◆ Seção do documento:
------------------------------------------------------------
A conjuntura da década de 1980 segundo Melo (2005) é também condicionada pela crise econômica sistêmica do capitalismo nos anos 70, que segundo Diehl (2014) só é sentida no Brasil no final da referida década, prova disse foi o aumento das greves. É a partir deste momento que entra “em cena” o projeto neoliberal como “alternativa” a crise capitalista no Brasil.

Segundo Sales de Melo apud Melo (2005), e Mariani (2007), o neoliberalismo tem com premissas básicas a apologia a liberdade individual, acumular capital e propriedades, a liberdade de produzir, de possuir, sendo o mercado a instancia mais importante, elevação da taxa de juros, redução de impostos sobre os rendimentos altos, criação de níveis de desemprego massivo, critica a “qualquer” intervenção do Estado, pois o mesmo, segundo os teóricos neoliberais tem a tendência de favorecer indivíduos e grupos particulares.

É durante a década de 1980 que os organismos financeiros – com influência principal dos Estados Unidos da América do Norte – como o Fundo Monetário Internacional e o Banco Mundial começam condicionar empréstimos aos países subdesenvolvidos da América do Sul – não só – com o intuito de implementar o arremedo do neoliberalismo, Melo (2005).
------------------------------------------------------------
◆ Seção de dados:
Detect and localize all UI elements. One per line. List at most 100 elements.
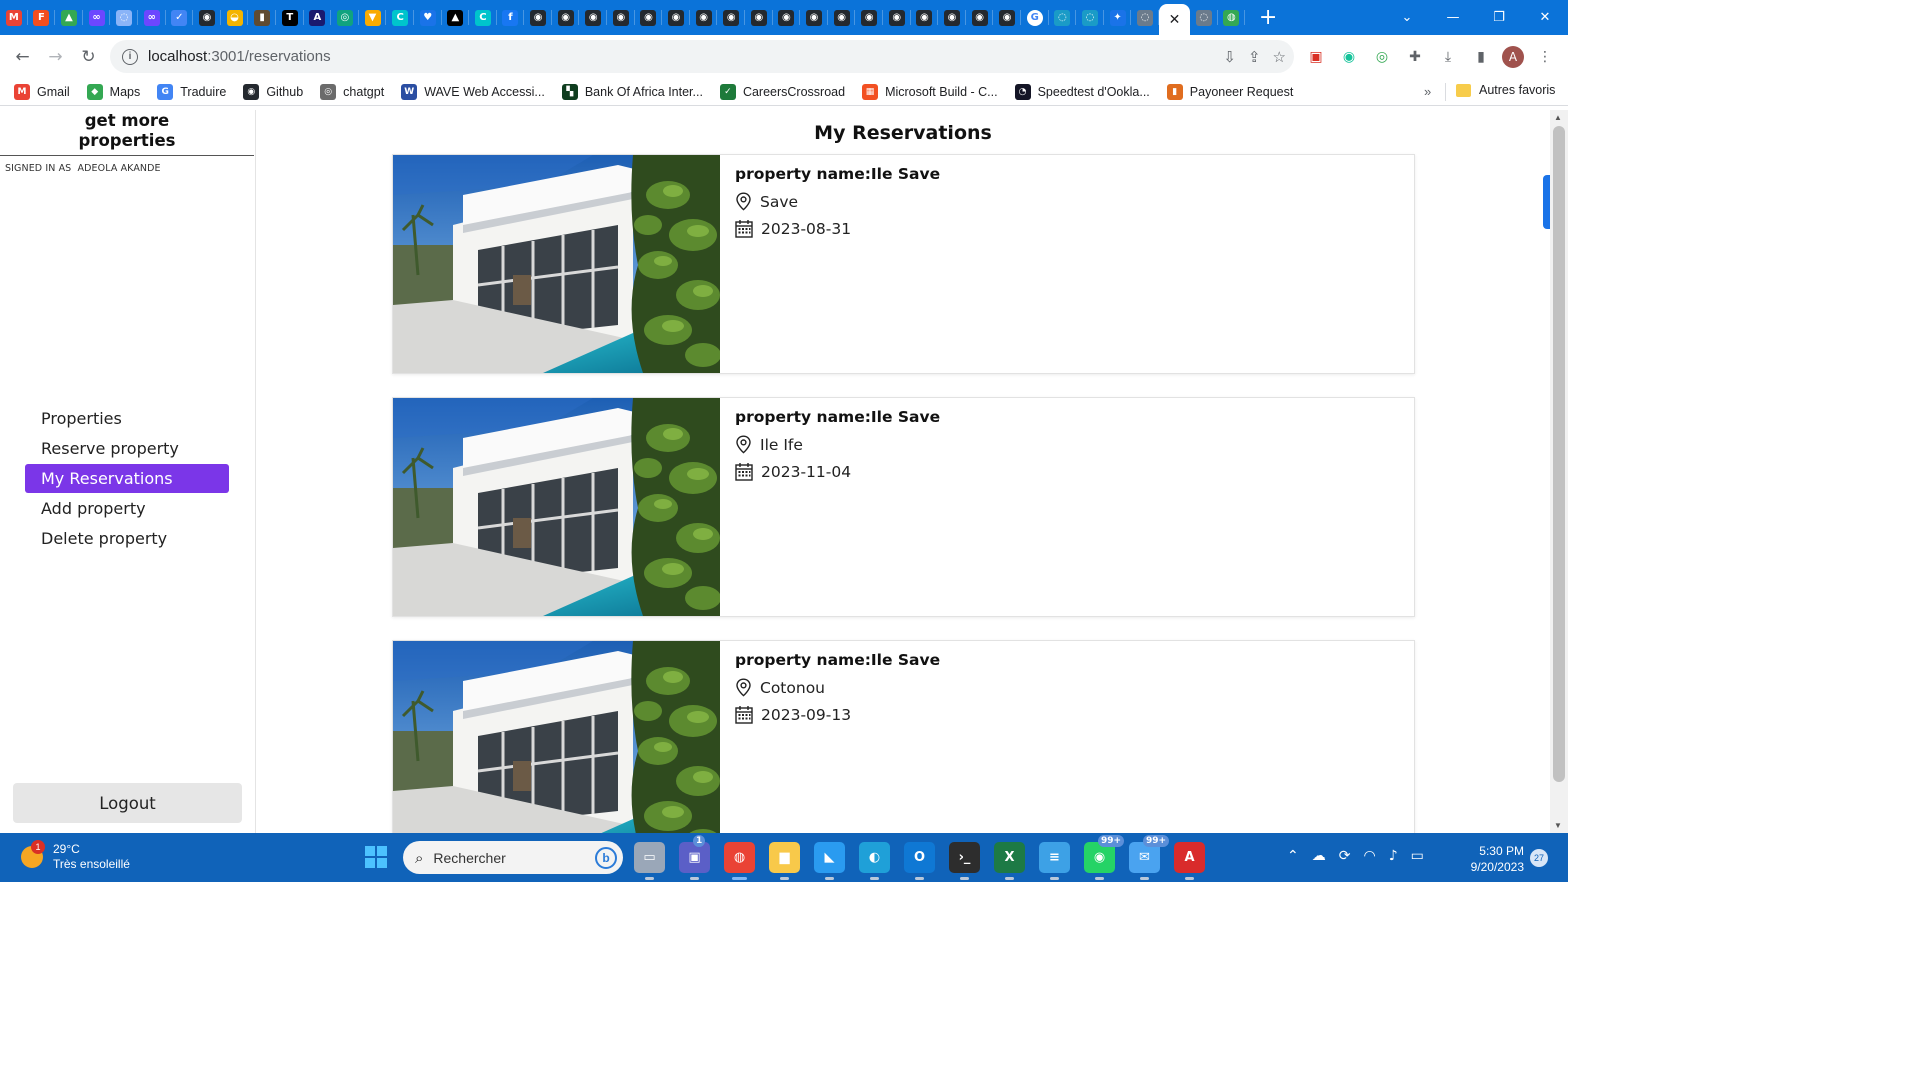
------------------------------------------------------------
◆ Tarefas a realizar:
A. No texto sobre o neoliberalismo no Brasil, quais organismos financeiros passaram a condicionar empréstimos aos países subdesenvolvidos da América do Sul durante a década de 1980?
B. Reproduza fielmente o trecho do texto sobre o neoliberalismo no Brasil que começa em "A conjuntura da" e termina em "e grupos particulares.".
Os dados vêm de uma fonte distinta da do texto sobre o neoliberalismo no Brasil.

◆ Respostas em ordem:
A. O Fundo Monetário Internacional e o Banco Mundial.

B.
A conjuntura da década de 1980 segundo Melo (2005) é também condicionada pela crise econômica sistêmica do capitalismo nos anos 70, que segundo Diehl (2014) só é sentida no Brasil no final da referida década, prova disse foi o aumento das greves. É a partir deste momento que entra “em cena” o projeto neoliberal como “alternativa” a crise capitalista no Brasil.

Segundo Sales de Melo apud Melo (2005), e Mariani (2007), o neoliberalismo tem com premissas básicas a apologia a liberdade individual, acumular capital e propriedades, a liberdade de produzir, de possuir, sendo o mercado a instancia mais importante, elevação da taxa de juros, redução de impostos sobre os rendimentos altos, criação de níveis de desemprego massivo, critica a “qualquer” intervenção do Estado, pois o mesmo, segundo os teóricos neoliberais tem a tendência de favorecer indivíduos e grupos particulares.